EXERCISE DESCRIPTION -> Set each record down exactly, excluding all images.
<<<<
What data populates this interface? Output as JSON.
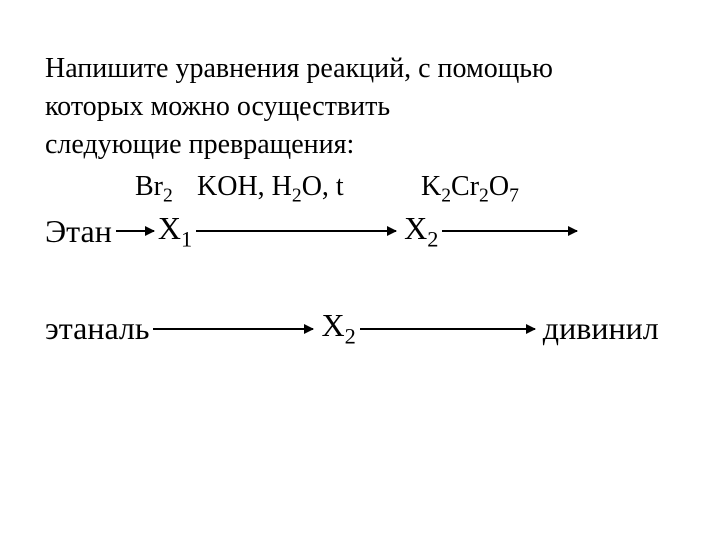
{
  "intro": {
    "line1": "Напишите уравнения реакций, с помощью",
    "line2": "которых можно осуществить",
    "line3": "следующие превращения:"
  },
  "reagents": {
    "r1_base": "Br",
    "r1_sub": "2",
    "r2_base1": "KOH, H",
    "r2_sub1": "2",
    "r2_base2": "O, t",
    "r3_base1": "K",
    "r3_sub1": "2",
    "r3_base2": "Cr",
    "r3_sub2": "2",
    "r3_base3": "O",
    "r3_sub3": "7"
  },
  "chain1": {
    "c1": "Этан",
    "c2_base": "X",
    "c2_sub": "1",
    "c3_base": "X",
    "c3_sub": "2"
  },
  "chain2": {
    "c1": "этаналь",
    "c2_base": "X",
    "c2_sub": "2",
    "c3": "дивинил"
  },
  "styling": {
    "background_color": "#ffffff",
    "text_color": "#000000",
    "font_family": "Times New Roman",
    "intro_fontsize": 28,
    "chain_fontsize": 32
  }
}
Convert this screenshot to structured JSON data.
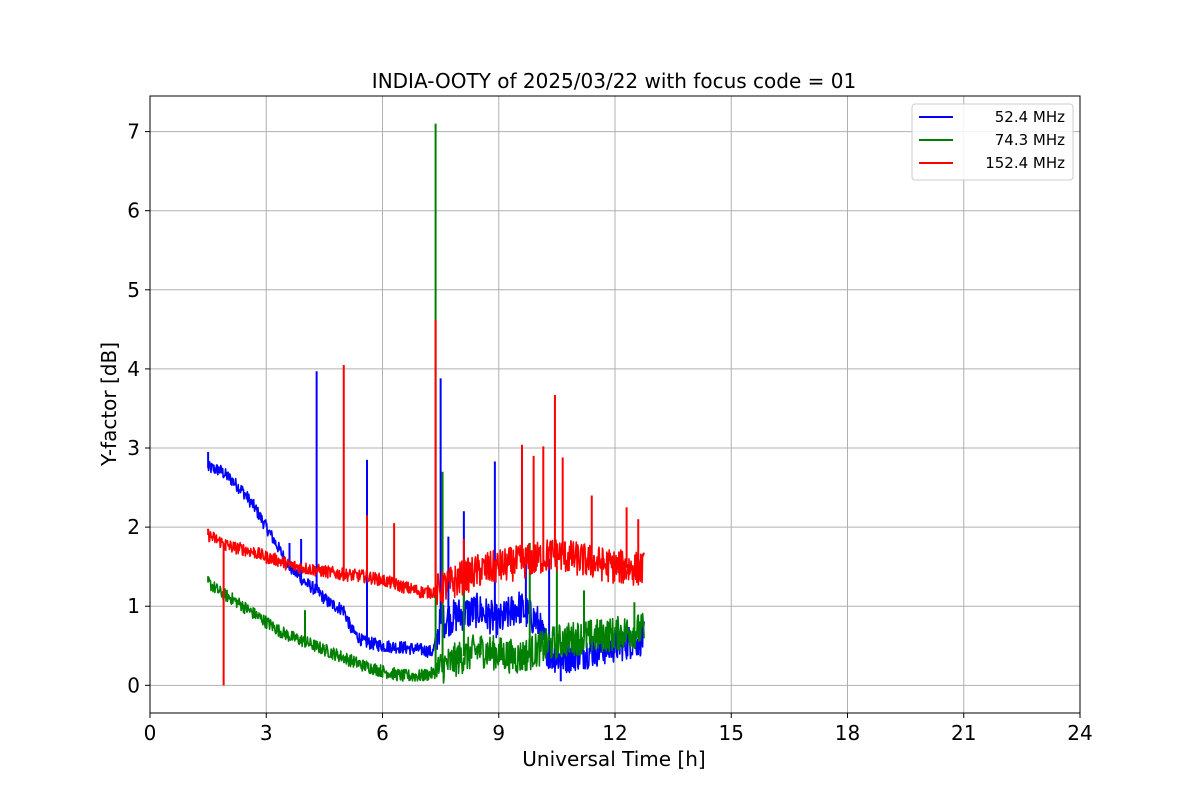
{
  "chart_data": {
    "type": "line",
    "title": "INDIA-OOTY of 2025/03/22 with focus code = 01",
    "xlabel": "Universal Time [h]",
    "ylabel": "Y-factor [dB]",
    "xlim": [
      0,
      24
    ],
    "ylim": [
      -0.35,
      7.45
    ],
    "xticks": [
      0,
      3,
      6,
      9,
      12,
      15,
      18,
      21,
      24
    ],
    "yticks": [
      0,
      1,
      2,
      3,
      4,
      5,
      6,
      7
    ],
    "grid": true,
    "legend_position": "top-right",
    "series": [
      {
        "name": "52.4 MHz",
        "color": "#0000ff",
        "points": [
          [
            1.5,
            2.75
          ],
          [
            1.8,
            2.72
          ],
          [
            2.1,
            2.6
          ],
          [
            2.4,
            2.45
          ],
          [
            2.7,
            2.25
          ],
          [
            3.0,
            2.0
          ],
          [
            3.3,
            1.75
          ],
          [
            3.6,
            1.5
          ],
          [
            4.0,
            1.3
          ],
          [
            4.3,
            1.2
          ],
          [
            4.6,
            1.05
          ],
          [
            5.0,
            0.95
          ],
          [
            5.2,
            0.7
          ],
          [
            5.5,
            0.55
          ],
          [
            6.0,
            0.5
          ],
          [
            6.5,
            0.48
          ],
          [
            7.0,
            0.45
          ],
          [
            7.3,
            0.42
          ],
          [
            7.5,
            0.8
          ],
          [
            8.0,
            0.9
          ],
          [
            8.5,
            0.95
          ],
          [
            9.0,
            0.8
          ],
          [
            9.5,
            1.0
          ],
          [
            10.0,
            0.8
          ],
          [
            10.3,
            0.4
          ],
          [
            10.6,
            0.35
          ],
          [
            11.0,
            0.4
          ],
          [
            11.5,
            0.45
          ],
          [
            12.0,
            0.5
          ],
          [
            12.4,
            0.55
          ],
          [
            12.75,
            0.6
          ]
        ],
        "spikes": [
          [
            1.5,
            2.95
          ],
          [
            3.6,
            1.8
          ],
          [
            3.9,
            1.85
          ],
          [
            4.3,
            3.97
          ],
          [
            5.6,
            2.85
          ],
          [
            7.5,
            3.88
          ],
          [
            7.7,
            1.88
          ],
          [
            8.1,
            2.2
          ],
          [
            8.9,
            2.83
          ],
          [
            9.7,
            1.7
          ],
          [
            10.3,
            1.6
          ],
          [
            10.6,
            0.05
          ]
        ]
      },
      {
        "name": "74.3 MHz",
        "color": "#008000",
        "points": [
          [
            1.5,
            1.3
          ],
          [
            1.8,
            1.18
          ],
          [
            2.1,
            1.1
          ],
          [
            2.4,
            1.0
          ],
          [
            2.7,
            0.9
          ],
          [
            3.0,
            0.8
          ],
          [
            3.3,
            0.7
          ],
          [
            3.6,
            0.62
          ],
          [
            4.0,
            0.55
          ],
          [
            4.5,
            0.45
          ],
          [
            5.0,
            0.35
          ],
          [
            5.5,
            0.25
          ],
          [
            6.0,
            0.18
          ],
          [
            6.5,
            0.12
          ],
          [
            7.0,
            0.12
          ],
          [
            7.3,
            0.15
          ],
          [
            7.6,
            0.25
          ],
          [
            8.0,
            0.35
          ],
          [
            8.5,
            0.45
          ],
          [
            9.0,
            0.4
          ],
          [
            9.5,
            0.35
          ],
          [
            10.0,
            0.45
          ],
          [
            10.5,
            0.55
          ],
          [
            11.0,
            0.6
          ],
          [
            11.5,
            0.62
          ],
          [
            12.0,
            0.65
          ],
          [
            12.4,
            0.68
          ],
          [
            12.75,
            0.7
          ]
        ],
        "spikes": [
          [
            1.5,
            1.38
          ],
          [
            4.0,
            0.95
          ],
          [
            7.37,
            7.1
          ],
          [
            7.55,
            2.7
          ],
          [
            8.1,
            1.5
          ],
          [
            9.8,
            1.8
          ],
          [
            10.5,
            1.5
          ],
          [
            11.2,
            1.2
          ],
          [
            12.5,
            1.05
          ]
        ]
      },
      {
        "name": "152.4 MHz",
        "color": "#ff0000",
        "points": [
          [
            1.5,
            1.9
          ],
          [
            1.8,
            1.82
          ],
          [
            2.1,
            1.75
          ],
          [
            2.4,
            1.72
          ],
          [
            2.7,
            1.68
          ],
          [
            3.0,
            1.62
          ],
          [
            3.3,
            1.58
          ],
          [
            3.6,
            1.52
          ],
          [
            4.0,
            1.48
          ],
          [
            4.5,
            1.44
          ],
          [
            5.0,
            1.4
          ],
          [
            5.5,
            1.38
          ],
          [
            6.0,
            1.33
          ],
          [
            6.5,
            1.25
          ],
          [
            7.0,
            1.18
          ],
          [
            7.3,
            1.18
          ],
          [
            7.5,
            1.22
          ],
          [
            8.0,
            1.35
          ],
          [
            8.5,
            1.45
          ],
          [
            9.0,
            1.5
          ],
          [
            9.5,
            1.55
          ],
          [
            10.0,
            1.6
          ],
          [
            10.3,
            1.65
          ],
          [
            10.6,
            1.65
          ],
          [
            11.0,
            1.6
          ],
          [
            11.5,
            1.55
          ],
          [
            12.0,
            1.5
          ],
          [
            12.4,
            1.48
          ],
          [
            12.75,
            1.47
          ]
        ],
        "spikes": [
          [
            1.5,
            1.98
          ],
          [
            1.9,
            0.0
          ],
          [
            1.95,
            1.7
          ],
          [
            5.0,
            4.05
          ],
          [
            5.6,
            2.15
          ],
          [
            6.3,
            2.05
          ],
          [
            7.37,
            4.62
          ],
          [
            8.1,
            1.85
          ],
          [
            9.6,
            3.04
          ],
          [
            9.9,
            2.9
          ],
          [
            10.15,
            3.02
          ],
          [
            10.45,
            3.67
          ],
          [
            10.65,
            2.88
          ],
          [
            11.4,
            2.4
          ],
          [
            12.3,
            2.25
          ],
          [
            12.6,
            2.1
          ]
        ]
      }
    ]
  }
}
>>>>
COMPLETE OUTPUT ->
What data populates this interface? Output as JSON.
{
  "intro": {
    "line1": "Напишите уравнения реакций, с помощью",
    "line2": "которых можно осуществить",
    "line3": "следующие превращения:"
  },
  "reagents": {
    "r1_base": "Br",
    "r1_sub": "2",
    "r2_base1": "KOH, H",
    "r2_sub1": "2",
    "r2_base2": "O, t",
    "r3_base1": "K",
    "r3_sub1": "2",
    "r3_base2": "Cr",
    "r3_sub2": "2",
    "r3_base3": "O",
    "r3_sub3": "7"
  },
  "chain1": {
    "c1": "Этан",
    "c2_base": "X",
    "c2_sub": "1",
    "c3_base": "X",
    "c3_sub": "2"
  },
  "chain2": {
    "c1": "этаналь",
    "c2_base": "X",
    "c2_sub": "2",
    "c3": "дивинил"
  },
  "styling": {
    "background_color": "#ffffff",
    "text_color": "#000000",
    "font_family": "Times New Roman",
    "intro_fontsize": 28,
    "chain_fontsize": 32
  }
}
Convert this screenshot to structured JSON data.
{
  "chart_data": {
    "type": "line",
    "title": "INDIA-OOTY of 2025/03/22 with focus code = 01",
    "xlabel": "Universal Time [h]",
    "ylabel": "Y-factor [dB]",
    "xlim": [
      0,
      24
    ],
    "ylim": [
      -0.35,
      7.45
    ],
    "xticks": [
      0,
      3,
      6,
      9,
      12,
      15,
      18,
      21,
      24
    ],
    "yticks": [
      0,
      1,
      2,
      3,
      4,
      5,
      6,
      7
    ],
    "grid": true,
    "legend_position": "top-right",
    "series": [
      {
        "name": "52.4 MHz",
        "color": "#0000ff",
        "points": [
          [
            1.5,
            2.75
          ],
          [
            1.8,
            2.72
          ],
          [
            2.1,
            2.6
          ],
          [
            2.4,
            2.45
          ],
          [
            2.7,
            2.25
          ],
          [
            3.0,
            2.0
          ],
          [
            3.3,
            1.75
          ],
          [
            3.6,
            1.5
          ],
          [
            4.0,
            1.3
          ],
          [
            4.3,
            1.2
          ],
          [
            4.6,
            1.05
          ],
          [
            5.0,
            0.95
          ],
          [
            5.2,
            0.7
          ],
          [
            5.5,
            0.55
          ],
          [
            6.0,
            0.5
          ],
          [
            6.5,
            0.48
          ],
          [
            7.0,
            0.45
          ],
          [
            7.3,
            0.42
          ],
          [
            7.5,
            0.8
          ],
          [
            8.0,
            0.9
          ],
          [
            8.5,
            0.95
          ],
          [
            9.0,
            0.8
          ],
          [
            9.5,
            1.0
          ],
          [
            10.0,
            0.8
          ],
          [
            10.3,
            0.4
          ],
          [
            10.6,
            0.35
          ],
          [
            11.0,
            0.4
          ],
          [
            11.5,
            0.45
          ],
          [
            12.0,
            0.5
          ],
          [
            12.4,
            0.55
          ],
          [
            12.75,
            0.6
          ]
        ],
        "spikes": [
          [
            1.5,
            2.95
          ],
          [
            3.6,
            1.8
          ],
          [
            3.9,
            1.85
          ],
          [
            4.3,
            3.97
          ],
          [
            5.6,
            2.85
          ],
          [
            7.5,
            3.88
          ],
          [
            7.7,
            1.88
          ],
          [
            8.1,
            2.2
          ],
          [
            8.9,
            2.83
          ],
          [
            9.7,
            1.7
          ],
          [
            10.3,
            1.6
          ],
          [
            10.6,
            0.05
          ]
        ]
      },
      {
        "name": "74.3 MHz",
        "color": "#008000",
        "points": [
          [
            1.5,
            1.3
          ],
          [
            1.8,
            1.18
          ],
          [
            2.1,
            1.1
          ],
          [
            2.4,
            1.0
          ],
          [
            2.7,
            0.9
          ],
          [
            3.0,
            0.8
          ],
          [
            3.3,
            0.7
          ],
          [
            3.6,
            0.62
          ],
          [
            4.0,
            0.55
          ],
          [
            4.5,
            0.45
          ],
          [
            5.0,
            0.35
          ],
          [
            5.5,
            0.25
          ],
          [
            6.0,
            0.18
          ],
          [
            6.5,
            0.12
          ],
          [
            7.0,
            0.12
          ],
          [
            7.3,
            0.15
          ],
          [
            7.6,
            0.25
          ],
          [
            8.0,
            0.35
          ],
          [
            8.5,
            0.45
          ],
          [
            9.0,
            0.4
          ],
          [
            9.5,
            0.35
          ],
          [
            10.0,
            0.45
          ],
          [
            10.5,
            0.55
          ],
          [
            11.0,
            0.6
          ],
          [
            11.5,
            0.62
          ],
          [
            12.0,
            0.65
          ],
          [
            12.4,
            0.68
          ],
          [
            12.75,
            0.7
          ]
        ],
        "spikes": [
          [
            1.5,
            1.38
          ],
          [
            4.0,
            0.95
          ],
          [
            7.37,
            7.1
          ],
          [
            7.55,
            2.7
          ],
          [
            8.1,
            1.5
          ],
          [
            9.8,
            1.8
          ],
          [
            10.5,
            1.5
          ],
          [
            11.2,
            1.2
          ],
          [
            12.5,
            1.05
          ]
        ]
      },
      {
        "name": "152.4 MHz",
        "color": "#ff0000",
        "points": [
          [
            1.5,
            1.9
          ],
          [
            1.8,
            1.82
          ],
          [
            2.1,
            1.75
          ],
          [
            2.4,
            1.72
          ],
          [
            2.7,
            1.68
          ],
          [
            3.0,
            1.62
          ],
          [
            3.3,
            1.58
          ],
          [
            3.6,
            1.52
          ],
          [
            4.0,
            1.48
          ],
          [
            4.5,
            1.44
          ],
          [
            5.0,
            1.4
          ],
          [
            5.5,
            1.38
          ],
          [
            6.0,
            1.33
          ],
          [
            6.5,
            1.25
          ],
          [
            7.0,
            1.18
          ],
          [
            7.3,
            1.18
          ],
          [
            7.5,
            1.22
          ],
          [
            8.0,
            1.35
          ],
          [
            8.5,
            1.45
          ],
          [
            9.0,
            1.5
          ],
          [
            9.5,
            1.55
          ],
          [
            10.0,
            1.6
          ],
          [
            10.3,
            1.65
          ],
          [
            10.6,
            1.65
          ],
          [
            11.0,
            1.6
          ],
          [
            11.5,
            1.55
          ],
          [
            12.0,
            1.5
          ],
          [
            12.4,
            1.48
          ],
          [
            12.75,
            1.47
          ]
        ],
        "spikes": [
          [
            1.5,
            1.98
          ],
          [
            1.9,
            0.0
          ],
          [
            1.95,
            1.7
          ],
          [
            5.0,
            4.05
          ],
          [
            5.6,
            2.15
          ],
          [
            6.3,
            2.05
          ],
          [
            7.37,
            4.62
          ],
          [
            8.1,
            1.85
          ],
          [
            9.6,
            3.04
          ],
          [
            9.9,
            2.9
          ],
          [
            10.15,
            3.02
          ],
          [
            10.45,
            3.67
          ],
          [
            10.65,
            2.88
          ],
          [
            11.4,
            2.4
          ],
          [
            12.3,
            2.25
          ],
          [
            12.6,
            2.1
          ]
        ]
      }
    ]
  }
}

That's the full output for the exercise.